=== GOAL ===
Can you output the material exactly as written, minus any pictures it holds?

=== THE DATA ===
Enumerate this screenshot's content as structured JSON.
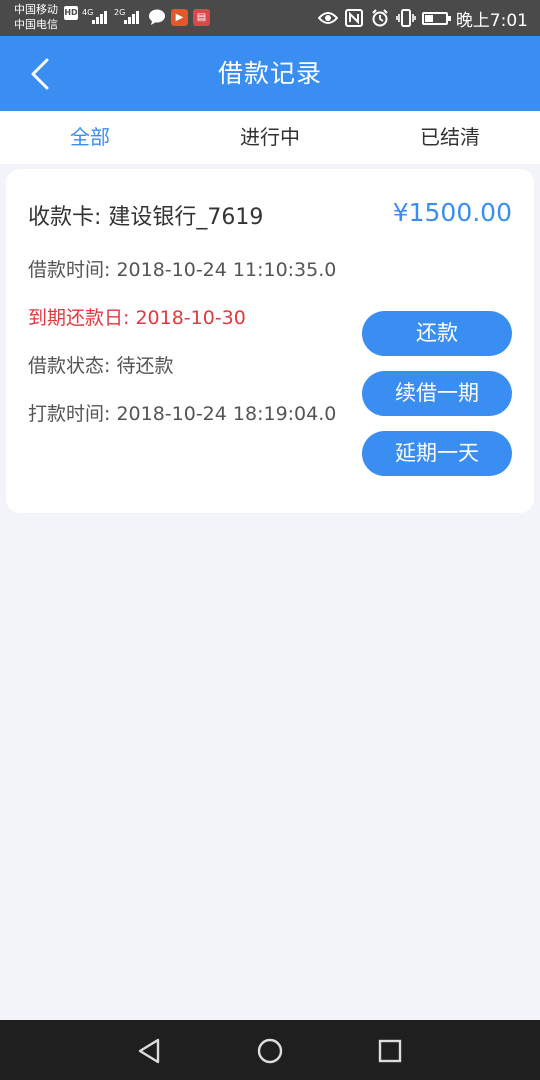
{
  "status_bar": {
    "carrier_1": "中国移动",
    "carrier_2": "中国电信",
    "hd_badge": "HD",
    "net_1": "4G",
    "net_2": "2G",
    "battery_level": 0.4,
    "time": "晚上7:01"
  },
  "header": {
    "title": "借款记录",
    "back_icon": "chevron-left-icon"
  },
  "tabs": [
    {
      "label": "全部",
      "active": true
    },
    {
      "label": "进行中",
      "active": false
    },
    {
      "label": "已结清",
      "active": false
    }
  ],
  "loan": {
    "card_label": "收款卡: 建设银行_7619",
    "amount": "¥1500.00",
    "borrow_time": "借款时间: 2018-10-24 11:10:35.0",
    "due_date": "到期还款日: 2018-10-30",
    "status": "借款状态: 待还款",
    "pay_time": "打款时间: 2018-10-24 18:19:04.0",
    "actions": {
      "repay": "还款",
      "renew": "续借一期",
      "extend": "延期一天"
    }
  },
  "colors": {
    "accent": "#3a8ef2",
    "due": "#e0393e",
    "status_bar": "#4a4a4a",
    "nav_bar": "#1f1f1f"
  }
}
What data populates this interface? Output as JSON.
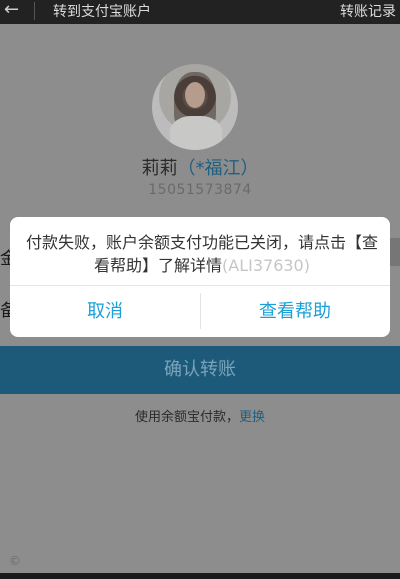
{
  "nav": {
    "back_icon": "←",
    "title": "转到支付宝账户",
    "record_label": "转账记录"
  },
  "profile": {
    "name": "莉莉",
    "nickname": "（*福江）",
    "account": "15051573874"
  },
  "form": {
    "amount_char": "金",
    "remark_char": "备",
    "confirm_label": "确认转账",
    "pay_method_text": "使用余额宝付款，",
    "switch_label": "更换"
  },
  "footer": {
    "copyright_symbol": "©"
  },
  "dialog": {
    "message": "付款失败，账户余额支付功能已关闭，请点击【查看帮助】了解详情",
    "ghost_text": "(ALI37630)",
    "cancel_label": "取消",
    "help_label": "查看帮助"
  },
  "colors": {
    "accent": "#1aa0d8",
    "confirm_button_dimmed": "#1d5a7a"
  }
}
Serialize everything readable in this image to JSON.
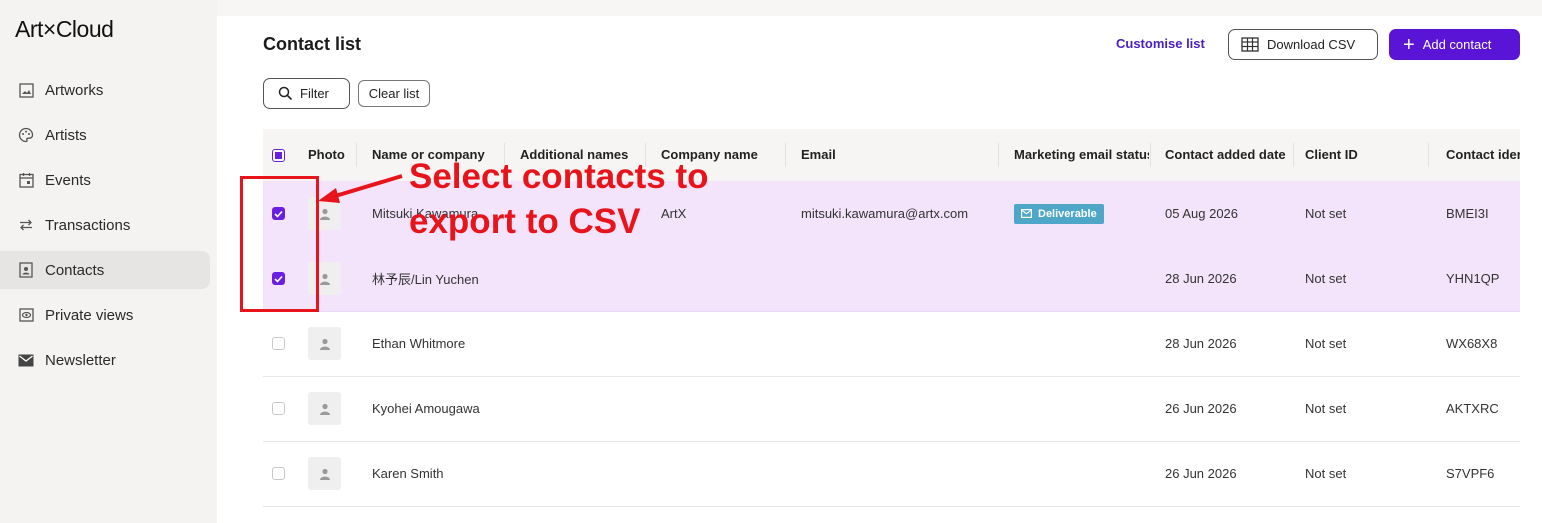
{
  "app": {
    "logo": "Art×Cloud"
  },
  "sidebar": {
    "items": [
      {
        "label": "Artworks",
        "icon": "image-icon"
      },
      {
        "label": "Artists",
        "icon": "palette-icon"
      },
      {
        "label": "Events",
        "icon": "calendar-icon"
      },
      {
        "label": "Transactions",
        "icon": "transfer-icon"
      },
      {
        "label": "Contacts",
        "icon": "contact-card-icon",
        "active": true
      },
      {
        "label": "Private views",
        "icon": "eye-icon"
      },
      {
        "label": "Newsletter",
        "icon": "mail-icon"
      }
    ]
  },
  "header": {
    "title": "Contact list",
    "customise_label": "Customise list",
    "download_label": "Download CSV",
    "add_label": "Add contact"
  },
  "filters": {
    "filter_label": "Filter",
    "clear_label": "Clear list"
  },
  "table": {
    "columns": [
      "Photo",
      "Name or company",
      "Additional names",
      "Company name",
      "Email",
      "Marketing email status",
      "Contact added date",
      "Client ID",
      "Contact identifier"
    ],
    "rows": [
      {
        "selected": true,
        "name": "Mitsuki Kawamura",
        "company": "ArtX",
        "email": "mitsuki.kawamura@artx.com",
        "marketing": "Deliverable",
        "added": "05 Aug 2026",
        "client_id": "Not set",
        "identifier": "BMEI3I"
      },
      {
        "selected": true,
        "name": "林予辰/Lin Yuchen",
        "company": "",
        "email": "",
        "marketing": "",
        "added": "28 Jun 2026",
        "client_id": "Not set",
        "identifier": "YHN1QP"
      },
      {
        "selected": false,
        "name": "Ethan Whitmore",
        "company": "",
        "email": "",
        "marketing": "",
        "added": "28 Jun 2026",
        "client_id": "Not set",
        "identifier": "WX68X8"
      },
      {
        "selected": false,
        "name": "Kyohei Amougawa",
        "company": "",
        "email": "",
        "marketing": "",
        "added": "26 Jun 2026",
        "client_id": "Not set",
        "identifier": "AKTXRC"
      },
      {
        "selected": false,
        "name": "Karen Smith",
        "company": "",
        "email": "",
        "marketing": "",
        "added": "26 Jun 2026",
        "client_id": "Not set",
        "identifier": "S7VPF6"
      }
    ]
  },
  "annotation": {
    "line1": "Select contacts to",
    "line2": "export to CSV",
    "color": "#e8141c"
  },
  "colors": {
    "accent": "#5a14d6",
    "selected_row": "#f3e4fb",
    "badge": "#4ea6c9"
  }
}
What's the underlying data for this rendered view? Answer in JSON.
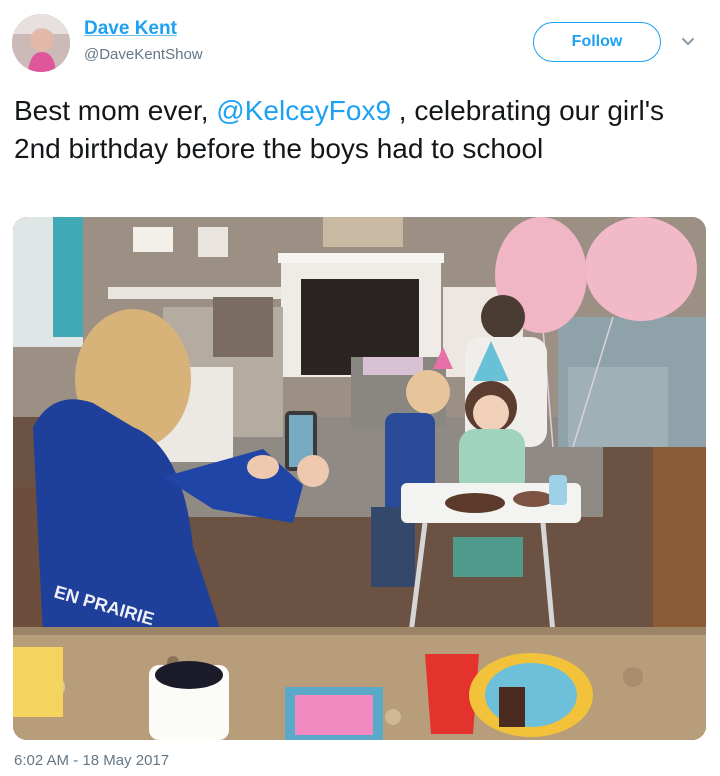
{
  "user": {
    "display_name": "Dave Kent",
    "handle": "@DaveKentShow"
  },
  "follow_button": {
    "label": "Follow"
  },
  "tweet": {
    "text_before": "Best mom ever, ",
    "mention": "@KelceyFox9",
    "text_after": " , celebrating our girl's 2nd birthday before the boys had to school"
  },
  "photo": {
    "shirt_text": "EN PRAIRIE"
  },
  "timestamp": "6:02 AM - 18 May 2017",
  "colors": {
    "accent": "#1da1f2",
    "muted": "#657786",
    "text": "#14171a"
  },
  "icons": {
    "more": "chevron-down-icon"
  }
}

=== TASK RESULT ===
Enumerate this screenshot's content as structured JSON.
{
  "status_bar": {
    "carrier_1": "中国移动",
    "carrier_2": "中国电信",
    "hd_badge": "HD",
    "net_1": "4G",
    "net_2": "2G",
    "battery_level": 0.4,
    "time": "晚上7:01"
  },
  "header": {
    "title": "借款记录",
    "back_icon": "chevron-left-icon"
  },
  "tabs": [
    {
      "label": "全部",
      "active": true
    },
    {
      "label": "进行中",
      "active": false
    },
    {
      "label": "已结清",
      "active": false
    }
  ],
  "loan": {
    "card_label": "收款卡: 建设银行_7619",
    "amount": "¥1500.00",
    "borrow_time": "借款时间: 2018-10-24 11:10:35.0",
    "due_date": "到期还款日: 2018-10-30",
    "status": "借款状态: 待还款",
    "pay_time": "打款时间: 2018-10-24 18:19:04.0",
    "actions": {
      "repay": "还款",
      "renew": "续借一期",
      "extend": "延期一天"
    }
  },
  "colors": {
    "accent": "#3a8ef2",
    "due": "#e0393e",
    "status_bar": "#4a4a4a",
    "nav_bar": "#1f1f1f"
  }
}
What data populates this interface? Output as JSON.
{
  "nav": {
    "back_icon": "←",
    "title": "转到支付宝账户",
    "record_label": "转账记录"
  },
  "profile": {
    "name": "莉莉",
    "nickname": "（*福江）",
    "account": "15051573874"
  },
  "form": {
    "amount_char": "金",
    "remark_char": "备",
    "confirm_label": "确认转账",
    "pay_method_text": "使用余额宝付款，",
    "switch_label": "更换"
  },
  "footer": {
    "copyright_symbol": "©"
  },
  "dialog": {
    "message": "付款失败，账户余额支付功能已关闭，请点击【查看帮助】了解详情",
    "ghost_text": "(ALI37630)",
    "cancel_label": "取消",
    "help_label": "查看帮助"
  },
  "colors": {
    "accent": "#1aa0d8",
    "confirm_button_dimmed": "#1d5a7a"
  }
}
Serialize everything readable in this image to JSON.
{
  "app": {
    "logo": "Art×Cloud"
  },
  "sidebar": {
    "items": [
      {
        "label": "Artworks",
        "icon": "image-icon"
      },
      {
        "label": "Artists",
        "icon": "palette-icon"
      },
      {
        "label": "Events",
        "icon": "calendar-icon"
      },
      {
        "label": "Transactions",
        "icon": "transfer-icon"
      },
      {
        "label": "Contacts",
        "icon": "contact-card-icon",
        "active": true
      },
      {
        "label": "Private views",
        "icon": "eye-icon"
      },
      {
        "label": "Newsletter",
        "icon": "mail-icon"
      }
    ]
  },
  "header": {
    "title": "Contact list",
    "customise_label": "Customise list",
    "download_label": "Download CSV",
    "add_label": "Add contact"
  },
  "filters": {
    "filter_label": "Filter",
    "clear_label": "Clear list"
  },
  "table": {
    "columns": [
      "Photo",
      "Name or company",
      "Additional names",
      "Company name",
      "Email",
      "Marketing email status",
      "Contact added date",
      "Client ID",
      "Contact identifier"
    ],
    "rows": [
      {
        "selected": true,
        "name": "Mitsuki Kawamura",
        "company": "ArtX",
        "email": "mitsuki.kawamura@artx.com",
        "marketing": "Deliverable",
        "added": "05 Aug 2026",
        "client_id": "Not set",
        "identifier": "BMEI3I"
      },
      {
        "selected": true,
        "name": "林予辰/Lin Yuchen",
        "company": "",
        "email": "",
        "marketing": "",
        "added": "28 Jun 2026",
        "client_id": "Not set",
        "identifier": "YHN1QP"
      },
      {
        "selected": false,
        "name": "Ethan Whitmore",
        "company": "",
        "email": "",
        "marketing": "",
        "added": "28 Jun 2026",
        "client_id": "Not set",
        "identifier": "WX68X8"
      },
      {
        "selected": false,
        "name": "Kyohei Amougawa",
        "company": "",
        "email": "",
        "marketing": "",
        "added": "26 Jun 2026",
        "client_id": "Not set",
        "identifier": "AKTXRC"
      },
      {
        "selected": false,
        "name": "Karen Smith",
        "company": "",
        "email": "",
        "marketing": "",
        "added": "26 Jun 2026",
        "client_id": "Not set",
        "identifier": "S7VPF6"
      }
    ]
  },
  "annotation": {
    "line1": "Select contacts to",
    "line2": "export to CSV",
    "color": "#e8141c"
  },
  "colors": {
    "accent": "#5a14d6",
    "selected_row": "#f3e4fb",
    "badge": "#4ea6c9"
  }
}
What's the underlying data for this rendered view? Answer in JSON.
{
  "user": {
    "display_name": "Dave Kent",
    "handle": "@DaveKentShow"
  },
  "follow_button": {
    "label": "Follow"
  },
  "tweet": {
    "text_before": "Best mom ever, ",
    "mention": "@KelceyFox9",
    "text_after": " , celebrating our girl's 2nd birthday before the boys had to school"
  },
  "photo": {
    "shirt_text": "EN PRAIRIE"
  },
  "timestamp": "6:02 AM - 18 May 2017",
  "colors": {
    "accent": "#1da1f2",
    "muted": "#657786",
    "text": "#14171a"
  },
  "icons": {
    "more": "chevron-down-icon"
  }
}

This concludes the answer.